- WHAT TO WORK ON -
Send back all the data below, exactly as given.
[START OF THE DATA]
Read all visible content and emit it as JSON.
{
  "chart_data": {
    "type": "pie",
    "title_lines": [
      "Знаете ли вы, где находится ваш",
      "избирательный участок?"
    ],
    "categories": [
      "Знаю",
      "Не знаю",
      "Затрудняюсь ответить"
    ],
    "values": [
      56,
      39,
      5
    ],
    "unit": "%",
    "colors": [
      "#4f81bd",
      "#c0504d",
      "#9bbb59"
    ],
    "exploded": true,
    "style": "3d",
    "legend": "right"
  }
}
[END OF THE DATA]
- WORKED ANSWER -
Read all visible content and emit it as JSON.
{
  "chart_data": {
    "type": "pie",
    "title_lines": [
      "Знаете ли вы, где находится ваш",
      "избирательный участок?"
    ],
    "categories": [
      "Знаю",
      "Не знаю",
      "Затрудняюсь ответить"
    ],
    "values": [
      56,
      39,
      5
    ],
    "unit": "%",
    "colors": [
      "#4f81bd",
      "#c0504d",
      "#9bbb59"
    ],
    "exploded": true,
    "style": "3d",
    "legend": "right"
  }
}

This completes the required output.